Written instruction
Determine how many lines in these records hold "JSON". Only the number is wanted.
▼▼▼
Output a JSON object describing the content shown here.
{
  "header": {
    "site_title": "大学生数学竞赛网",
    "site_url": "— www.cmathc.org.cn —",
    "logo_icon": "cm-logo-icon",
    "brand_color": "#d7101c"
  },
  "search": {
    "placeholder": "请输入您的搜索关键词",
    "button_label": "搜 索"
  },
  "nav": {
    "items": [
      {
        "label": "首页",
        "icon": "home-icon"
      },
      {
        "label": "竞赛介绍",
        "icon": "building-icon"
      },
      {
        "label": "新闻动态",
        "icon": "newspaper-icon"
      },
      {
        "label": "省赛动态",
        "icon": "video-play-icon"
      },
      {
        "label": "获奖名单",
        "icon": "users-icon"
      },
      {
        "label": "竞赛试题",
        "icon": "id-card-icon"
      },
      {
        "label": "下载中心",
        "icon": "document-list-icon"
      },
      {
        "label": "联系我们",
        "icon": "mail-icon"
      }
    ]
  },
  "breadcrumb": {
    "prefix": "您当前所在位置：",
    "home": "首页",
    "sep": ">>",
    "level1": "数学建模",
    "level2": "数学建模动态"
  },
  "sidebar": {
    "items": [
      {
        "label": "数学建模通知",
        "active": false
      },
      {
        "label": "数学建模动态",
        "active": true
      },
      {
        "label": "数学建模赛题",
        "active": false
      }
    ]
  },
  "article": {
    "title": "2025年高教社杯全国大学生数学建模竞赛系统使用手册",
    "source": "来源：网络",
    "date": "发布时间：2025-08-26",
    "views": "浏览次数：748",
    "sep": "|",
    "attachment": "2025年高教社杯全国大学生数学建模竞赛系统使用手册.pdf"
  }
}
▲▲▲
▼▼▼
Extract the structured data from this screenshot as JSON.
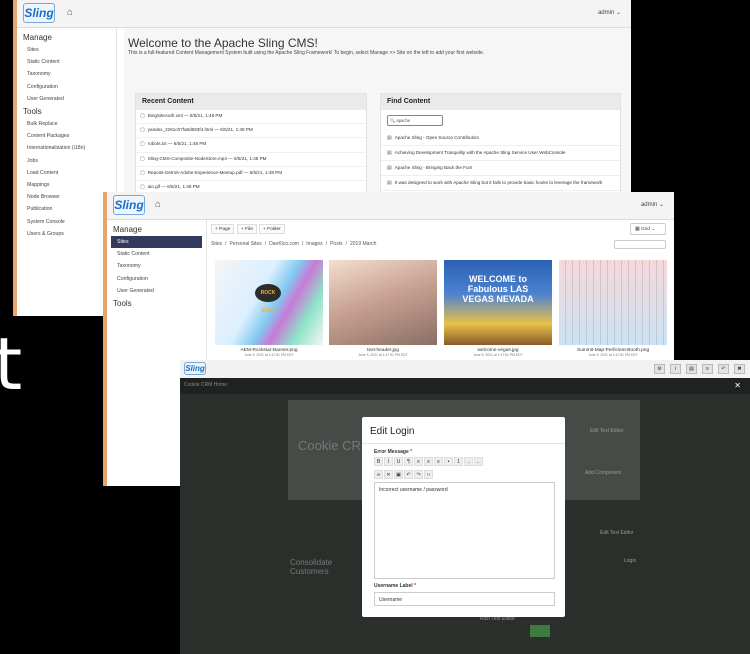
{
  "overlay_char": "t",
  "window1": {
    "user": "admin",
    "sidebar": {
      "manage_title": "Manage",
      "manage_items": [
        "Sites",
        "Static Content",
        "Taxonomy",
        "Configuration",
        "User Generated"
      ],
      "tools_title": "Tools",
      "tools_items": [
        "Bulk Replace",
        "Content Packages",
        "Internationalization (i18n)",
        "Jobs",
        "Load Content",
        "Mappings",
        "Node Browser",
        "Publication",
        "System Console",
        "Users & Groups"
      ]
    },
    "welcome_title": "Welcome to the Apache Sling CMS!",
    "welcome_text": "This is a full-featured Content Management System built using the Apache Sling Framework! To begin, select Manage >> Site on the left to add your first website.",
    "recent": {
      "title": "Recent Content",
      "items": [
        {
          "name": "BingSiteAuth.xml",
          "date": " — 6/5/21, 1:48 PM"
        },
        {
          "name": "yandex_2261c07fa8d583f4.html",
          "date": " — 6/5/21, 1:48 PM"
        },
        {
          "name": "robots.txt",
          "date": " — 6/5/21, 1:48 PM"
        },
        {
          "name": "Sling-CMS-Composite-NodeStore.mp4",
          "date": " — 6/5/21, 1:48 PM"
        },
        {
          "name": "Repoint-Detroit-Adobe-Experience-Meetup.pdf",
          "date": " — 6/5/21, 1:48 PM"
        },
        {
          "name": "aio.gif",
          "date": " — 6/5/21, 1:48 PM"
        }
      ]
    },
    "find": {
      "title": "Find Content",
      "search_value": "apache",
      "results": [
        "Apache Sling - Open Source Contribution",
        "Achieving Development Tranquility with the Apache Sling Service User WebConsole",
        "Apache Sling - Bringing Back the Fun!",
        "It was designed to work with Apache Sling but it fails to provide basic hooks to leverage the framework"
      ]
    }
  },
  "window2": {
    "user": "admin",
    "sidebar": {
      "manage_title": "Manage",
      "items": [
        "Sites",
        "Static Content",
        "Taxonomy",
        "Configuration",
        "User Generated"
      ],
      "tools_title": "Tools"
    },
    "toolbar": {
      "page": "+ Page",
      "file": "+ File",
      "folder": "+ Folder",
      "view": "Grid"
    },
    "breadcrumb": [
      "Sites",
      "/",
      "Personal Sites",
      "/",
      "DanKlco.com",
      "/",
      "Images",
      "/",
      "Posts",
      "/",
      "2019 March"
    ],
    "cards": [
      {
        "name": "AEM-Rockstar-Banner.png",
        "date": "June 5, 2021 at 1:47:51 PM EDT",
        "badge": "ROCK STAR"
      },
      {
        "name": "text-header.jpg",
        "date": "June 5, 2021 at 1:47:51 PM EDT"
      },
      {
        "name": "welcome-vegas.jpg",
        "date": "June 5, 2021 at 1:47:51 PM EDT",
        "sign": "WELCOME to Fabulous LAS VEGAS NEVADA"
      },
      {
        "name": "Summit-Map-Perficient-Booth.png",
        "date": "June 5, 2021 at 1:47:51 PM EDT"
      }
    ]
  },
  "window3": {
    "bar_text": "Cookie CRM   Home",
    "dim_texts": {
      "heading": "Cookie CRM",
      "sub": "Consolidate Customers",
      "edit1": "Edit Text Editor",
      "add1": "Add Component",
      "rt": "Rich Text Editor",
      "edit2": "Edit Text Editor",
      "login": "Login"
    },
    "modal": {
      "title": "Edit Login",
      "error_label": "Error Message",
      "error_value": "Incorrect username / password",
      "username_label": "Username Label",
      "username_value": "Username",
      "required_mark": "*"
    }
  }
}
▲▲▲
Task response
2